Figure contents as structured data
+===+
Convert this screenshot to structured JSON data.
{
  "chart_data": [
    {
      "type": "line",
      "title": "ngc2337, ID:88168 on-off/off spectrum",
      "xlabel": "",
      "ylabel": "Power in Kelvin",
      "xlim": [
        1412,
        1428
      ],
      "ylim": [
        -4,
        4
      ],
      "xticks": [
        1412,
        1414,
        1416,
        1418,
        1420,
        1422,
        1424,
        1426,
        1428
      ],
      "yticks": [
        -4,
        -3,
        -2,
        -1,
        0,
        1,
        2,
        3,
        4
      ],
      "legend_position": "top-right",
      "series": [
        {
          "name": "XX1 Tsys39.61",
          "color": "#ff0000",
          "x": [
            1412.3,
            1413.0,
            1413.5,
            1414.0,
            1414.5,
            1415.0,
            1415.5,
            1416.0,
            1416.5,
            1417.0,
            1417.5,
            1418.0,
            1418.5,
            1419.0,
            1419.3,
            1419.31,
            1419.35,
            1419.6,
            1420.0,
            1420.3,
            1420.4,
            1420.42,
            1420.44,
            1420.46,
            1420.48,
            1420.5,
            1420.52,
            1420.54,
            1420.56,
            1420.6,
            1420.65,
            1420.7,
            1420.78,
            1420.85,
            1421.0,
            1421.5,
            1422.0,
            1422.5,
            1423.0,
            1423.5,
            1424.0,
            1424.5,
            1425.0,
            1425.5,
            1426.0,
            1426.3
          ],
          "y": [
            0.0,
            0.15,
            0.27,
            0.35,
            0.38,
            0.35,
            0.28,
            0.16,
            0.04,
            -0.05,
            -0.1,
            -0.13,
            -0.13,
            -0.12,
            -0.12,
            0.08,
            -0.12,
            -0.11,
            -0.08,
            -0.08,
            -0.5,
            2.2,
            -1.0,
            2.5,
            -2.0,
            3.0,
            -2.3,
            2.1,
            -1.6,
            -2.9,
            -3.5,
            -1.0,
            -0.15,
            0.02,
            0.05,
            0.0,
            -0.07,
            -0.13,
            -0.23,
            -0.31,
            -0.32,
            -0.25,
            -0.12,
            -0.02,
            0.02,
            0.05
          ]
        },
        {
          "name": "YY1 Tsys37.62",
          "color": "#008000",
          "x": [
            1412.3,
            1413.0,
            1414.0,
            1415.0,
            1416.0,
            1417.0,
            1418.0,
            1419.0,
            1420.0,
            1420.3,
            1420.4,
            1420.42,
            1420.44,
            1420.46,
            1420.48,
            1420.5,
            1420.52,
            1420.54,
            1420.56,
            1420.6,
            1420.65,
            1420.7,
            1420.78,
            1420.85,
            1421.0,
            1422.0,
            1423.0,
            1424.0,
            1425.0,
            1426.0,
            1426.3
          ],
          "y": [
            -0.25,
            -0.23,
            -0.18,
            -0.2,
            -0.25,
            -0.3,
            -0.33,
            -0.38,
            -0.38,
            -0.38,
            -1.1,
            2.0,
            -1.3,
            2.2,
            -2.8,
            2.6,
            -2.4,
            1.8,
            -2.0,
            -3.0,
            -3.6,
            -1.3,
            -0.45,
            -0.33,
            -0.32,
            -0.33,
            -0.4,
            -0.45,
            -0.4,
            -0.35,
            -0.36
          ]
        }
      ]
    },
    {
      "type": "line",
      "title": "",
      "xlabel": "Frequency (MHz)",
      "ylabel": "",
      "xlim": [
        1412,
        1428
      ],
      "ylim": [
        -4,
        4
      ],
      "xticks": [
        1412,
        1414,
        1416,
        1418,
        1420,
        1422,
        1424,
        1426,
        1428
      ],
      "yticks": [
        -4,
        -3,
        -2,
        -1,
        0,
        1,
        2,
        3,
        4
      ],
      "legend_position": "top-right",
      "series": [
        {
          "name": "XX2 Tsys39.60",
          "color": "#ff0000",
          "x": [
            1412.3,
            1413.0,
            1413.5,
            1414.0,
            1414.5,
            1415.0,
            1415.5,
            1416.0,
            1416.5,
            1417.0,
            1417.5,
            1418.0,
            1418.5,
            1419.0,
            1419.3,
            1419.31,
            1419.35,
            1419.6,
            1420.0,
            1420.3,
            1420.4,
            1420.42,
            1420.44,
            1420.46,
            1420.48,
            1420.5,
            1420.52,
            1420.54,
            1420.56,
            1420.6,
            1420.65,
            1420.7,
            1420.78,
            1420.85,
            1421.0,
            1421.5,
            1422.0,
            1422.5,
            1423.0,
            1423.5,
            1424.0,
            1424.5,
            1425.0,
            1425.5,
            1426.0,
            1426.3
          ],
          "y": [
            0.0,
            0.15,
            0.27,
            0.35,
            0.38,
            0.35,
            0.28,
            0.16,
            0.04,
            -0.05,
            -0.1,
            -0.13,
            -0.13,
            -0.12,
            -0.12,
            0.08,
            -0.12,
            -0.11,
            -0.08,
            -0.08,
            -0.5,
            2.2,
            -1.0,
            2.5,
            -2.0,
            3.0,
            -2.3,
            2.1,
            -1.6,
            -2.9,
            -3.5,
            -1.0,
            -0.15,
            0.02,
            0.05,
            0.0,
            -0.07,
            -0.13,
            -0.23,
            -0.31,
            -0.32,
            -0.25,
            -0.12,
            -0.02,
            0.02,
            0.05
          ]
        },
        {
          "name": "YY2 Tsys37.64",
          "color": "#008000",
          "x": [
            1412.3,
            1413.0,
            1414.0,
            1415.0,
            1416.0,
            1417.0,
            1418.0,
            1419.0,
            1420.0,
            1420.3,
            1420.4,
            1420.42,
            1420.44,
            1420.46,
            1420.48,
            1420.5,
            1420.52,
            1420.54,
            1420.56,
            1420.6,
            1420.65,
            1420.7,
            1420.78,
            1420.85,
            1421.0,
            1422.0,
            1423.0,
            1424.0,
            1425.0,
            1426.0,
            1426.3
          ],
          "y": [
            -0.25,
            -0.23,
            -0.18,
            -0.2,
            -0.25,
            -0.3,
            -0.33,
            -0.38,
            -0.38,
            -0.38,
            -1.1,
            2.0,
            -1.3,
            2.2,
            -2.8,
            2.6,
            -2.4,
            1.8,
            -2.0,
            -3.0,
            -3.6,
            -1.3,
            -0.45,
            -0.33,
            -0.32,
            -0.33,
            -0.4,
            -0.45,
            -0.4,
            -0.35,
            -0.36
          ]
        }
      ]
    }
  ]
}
+===+
## What you have to do
Repeat the listing in full, keeping every line exactly as it is.

## Response for this exercise
Convert this screenshot to structured JSON data.
{
  "chart_data": [
    {
      "type": "line",
      "title": "ngc2337, ID:88168 on-off/off spectrum",
      "xlabel": "",
      "ylabel": "Power in Kelvin",
      "xlim": [
        1412,
        1428
      ],
      "ylim": [
        -4,
        4
      ],
      "xticks": [
        1412,
        1414,
        1416,
        1418,
        1420,
        1422,
        1424,
        1426,
        1428
      ],
      "yticks": [
        -4,
        -3,
        -2,
        -1,
        0,
        1,
        2,
        3,
        4
      ],
      "legend_position": "top-right",
      "series": [
        {
          "name": "XX1 Tsys39.61",
          "color": "#ff0000",
          "x": [
            1412.3,
            1413.0,
            1413.5,
            1414.0,
            1414.5,
            1415.0,
            1415.5,
            1416.0,
            1416.5,
            1417.0,
            1417.5,
            1418.0,
            1418.5,
            1419.0,
            1419.3,
            1419.31,
            1419.35,
            1419.6,
            1420.0,
            1420.3,
            1420.4,
            1420.42,
            1420.44,
            1420.46,
            1420.48,
            1420.5,
            1420.52,
            1420.54,
            1420.56,
            1420.6,
            1420.65,
            1420.7,
            1420.78,
            1420.85,
            1421.0,
            1421.5,
            1422.0,
            1422.5,
            1423.0,
            1423.5,
            1424.0,
            1424.5,
            1425.0,
            1425.5,
            1426.0,
            1426.3
          ],
          "y": [
            0.0,
            0.15,
            0.27,
            0.35,
            0.38,
            0.35,
            0.28,
            0.16,
            0.04,
            -0.05,
            -0.1,
            -0.13,
            -0.13,
            -0.12,
            -0.12,
            0.08,
            -0.12,
            -0.11,
            -0.08,
            -0.08,
            -0.5,
            2.2,
            -1.0,
            2.5,
            -2.0,
            3.0,
            -2.3,
            2.1,
            -1.6,
            -2.9,
            -3.5,
            -1.0,
            -0.15,
            0.02,
            0.05,
            0.0,
            -0.07,
            -0.13,
            -0.23,
            -0.31,
            -0.32,
            -0.25,
            -0.12,
            -0.02,
            0.02,
            0.05
          ]
        },
        {
          "name": "YY1 Tsys37.62",
          "color": "#008000",
          "x": [
            1412.3,
            1413.0,
            1414.0,
            1415.0,
            1416.0,
            1417.0,
            1418.0,
            1419.0,
            1420.0,
            1420.3,
            1420.4,
            1420.42,
            1420.44,
            1420.46,
            1420.48,
            1420.5,
            1420.52,
            1420.54,
            1420.56,
            1420.6,
            1420.65,
            1420.7,
            1420.78,
            1420.85,
            1421.0,
            1422.0,
            1423.0,
            1424.0,
            1425.0,
            1426.0,
            1426.3
          ],
          "y": [
            -0.25,
            -0.23,
            -0.18,
            -0.2,
            -0.25,
            -0.3,
            -0.33,
            -0.38,
            -0.38,
            -0.38,
            -1.1,
            2.0,
            -1.3,
            2.2,
            -2.8,
            2.6,
            -2.4,
            1.8,
            -2.0,
            -3.0,
            -3.6,
            -1.3,
            -0.45,
            -0.33,
            -0.32,
            -0.33,
            -0.4,
            -0.45,
            -0.4,
            -0.35,
            -0.36
          ]
        }
      ]
    },
    {
      "type": "line",
      "title": "",
      "xlabel": "Frequency (MHz)",
      "ylabel": "",
      "xlim": [
        1412,
        1428
      ],
      "ylim": [
        -4,
        4
      ],
      "xticks": [
        1412,
        1414,
        1416,
        1418,
        1420,
        1422,
        1424,
        1426,
        1428
      ],
      "yticks": [
        -4,
        -3,
        -2,
        -1,
        0,
        1,
        2,
        3,
        4
      ],
      "legend_position": "top-right",
      "series": [
        {
          "name": "XX2 Tsys39.60",
          "color": "#ff0000",
          "x": [
            1412.3,
            1413.0,
            1413.5,
            1414.0,
            1414.5,
            1415.0,
            1415.5,
            1416.0,
            1416.5,
            1417.0,
            1417.5,
            1418.0,
            1418.5,
            1419.0,
            1419.3,
            1419.31,
            1419.35,
            1419.6,
            1420.0,
            1420.3,
            1420.4,
            1420.42,
            1420.44,
            1420.46,
            1420.48,
            1420.5,
            1420.52,
            1420.54,
            1420.56,
            1420.6,
            1420.65,
            1420.7,
            1420.78,
            1420.85,
            1421.0,
            1421.5,
            1422.0,
            1422.5,
            1423.0,
            1423.5,
            1424.0,
            1424.5,
            1425.0,
            1425.5,
            1426.0,
            1426.3
          ],
          "y": [
            0.0,
            0.15,
            0.27,
            0.35,
            0.38,
            0.35,
            0.28,
            0.16,
            0.04,
            -0.05,
            -0.1,
            -0.13,
            -0.13,
            -0.12,
            -0.12,
            0.08,
            -0.12,
            -0.11,
            -0.08,
            -0.08,
            -0.5,
            2.2,
            -1.0,
            2.5,
            -2.0,
            3.0,
            -2.3,
            2.1,
            -1.6,
            -2.9,
            -3.5,
            -1.0,
            -0.15,
            0.02,
            0.05,
            0.0,
            -0.07,
            -0.13,
            -0.23,
            -0.31,
            -0.32,
            -0.25,
            -0.12,
            -0.02,
            0.02,
            0.05
          ]
        },
        {
          "name": "YY2 Tsys37.64",
          "color": "#008000",
          "x": [
            1412.3,
            1413.0,
            1414.0,
            1415.0,
            1416.0,
            1417.0,
            1418.0,
            1419.0,
            1420.0,
            1420.3,
            1420.4,
            1420.42,
            1420.44,
            1420.46,
            1420.48,
            1420.5,
            1420.52,
            1420.54,
            1420.56,
            1420.6,
            1420.65,
            1420.7,
            1420.78,
            1420.85,
            1421.0,
            1422.0,
            1423.0,
            1424.0,
            1425.0,
            1426.0,
            1426.3
          ],
          "y": [
            -0.25,
            -0.23,
            -0.18,
            -0.2,
            -0.25,
            -0.3,
            -0.33,
            -0.38,
            -0.38,
            -0.38,
            -1.1,
            2.0,
            -1.3,
            2.2,
            -2.8,
            2.6,
            -2.4,
            1.8,
            -2.0,
            -3.0,
            -3.6,
            -1.3,
            -0.45,
            -0.33,
            -0.32,
            -0.33,
            -0.4,
            -0.45,
            -0.4,
            -0.35,
            -0.36
          ]
        }
      ]
    }
  ]
}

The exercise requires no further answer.